[Extracted records]

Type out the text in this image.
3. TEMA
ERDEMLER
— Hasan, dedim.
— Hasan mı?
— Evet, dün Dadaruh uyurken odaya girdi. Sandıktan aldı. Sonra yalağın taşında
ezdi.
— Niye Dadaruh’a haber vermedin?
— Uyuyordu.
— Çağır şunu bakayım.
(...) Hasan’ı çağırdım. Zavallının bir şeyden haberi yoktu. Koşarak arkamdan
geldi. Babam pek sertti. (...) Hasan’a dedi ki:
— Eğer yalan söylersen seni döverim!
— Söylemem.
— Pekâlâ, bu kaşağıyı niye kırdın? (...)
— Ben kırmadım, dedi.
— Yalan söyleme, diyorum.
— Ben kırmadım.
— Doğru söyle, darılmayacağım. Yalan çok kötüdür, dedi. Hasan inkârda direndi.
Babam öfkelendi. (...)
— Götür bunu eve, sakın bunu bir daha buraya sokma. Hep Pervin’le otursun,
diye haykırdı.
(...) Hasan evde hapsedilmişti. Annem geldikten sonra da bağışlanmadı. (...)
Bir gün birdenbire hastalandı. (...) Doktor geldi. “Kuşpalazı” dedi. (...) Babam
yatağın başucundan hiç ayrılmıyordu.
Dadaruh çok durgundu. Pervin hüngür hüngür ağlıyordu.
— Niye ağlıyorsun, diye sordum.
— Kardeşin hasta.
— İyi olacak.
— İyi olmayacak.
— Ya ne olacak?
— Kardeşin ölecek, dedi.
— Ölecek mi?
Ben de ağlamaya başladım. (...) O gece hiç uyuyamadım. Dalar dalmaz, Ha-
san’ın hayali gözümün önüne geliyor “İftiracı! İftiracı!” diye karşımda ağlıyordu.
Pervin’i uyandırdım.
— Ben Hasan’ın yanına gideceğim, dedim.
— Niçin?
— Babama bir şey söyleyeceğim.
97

_Instructions to follow_
Print out every entry, keeping each one exact.

_Result of this task_
Type out the text in this image.
3. TEMA
ERDEMLER
— Hasan, dedim.
— Hasan mı?
— Evet, dün Dadaruh uyurken odaya girdi. Sandıktan aldı. Sonra yalağın taşında
ezdi.
— Niye Dadaruh’a haber vermedin?
— Uyuyordu.
— Çağır şunu bakayım.
(...) Hasan’ı çağırdım. Zavallının bir şeyden haberi yoktu. Koşarak arkamdan
geldi. Babam pek sertti. (...) Hasan’a dedi ki:
— Eğer yalan söylersen seni döverim!
— Söylemem.
— Pekâlâ, bu kaşağıyı niye kırdın? (...)
— Ben kırmadım, dedi.
— Yalan söyleme, diyorum.
— Ben kırmadım.
— Doğru söyle, darılmayacağım. Yalan çok kötüdür, dedi. Hasan inkârda direndi.
Babam öfkelendi. (...)
— Götür bunu eve, sakın bunu bir daha buraya sokma. Hep Pervin’le otursun,
diye haykırdı.
(...) Hasan evde hapsedilmişti. Annem geldikten sonra da bağışlanmadı. (...)
Bir gün birdenbire hastalandı. (...) Doktor geldi. “Kuşpalazı” dedi. (...) Babam
yatağın başucundan hiç ayrılmıyordu.
Dadaruh çok durgundu. Pervin hüngür hüngür ağlıyordu.
— Niye ağlıyorsun, diye sordum.
— Kardeşin hasta.
— İyi olacak.
— İyi olmayacak.
— Ya ne olacak?
— Kardeşin ölecek, dedi.
— Ölecek mi?
Ben de ağlamaya başladım. (...) O gece hiç uyuyamadım. Dalar dalmaz, Ha-
san’ın hayali gözümün önüne geliyor “İftiracı! İftiracı!” diye karşımda ağlıyordu.
Pervin’i uyandırdım.
— Ben Hasan’ın yanına gideceğim, dedim.
— Niçin?
— Babama bir şey söyleyeceğim.
97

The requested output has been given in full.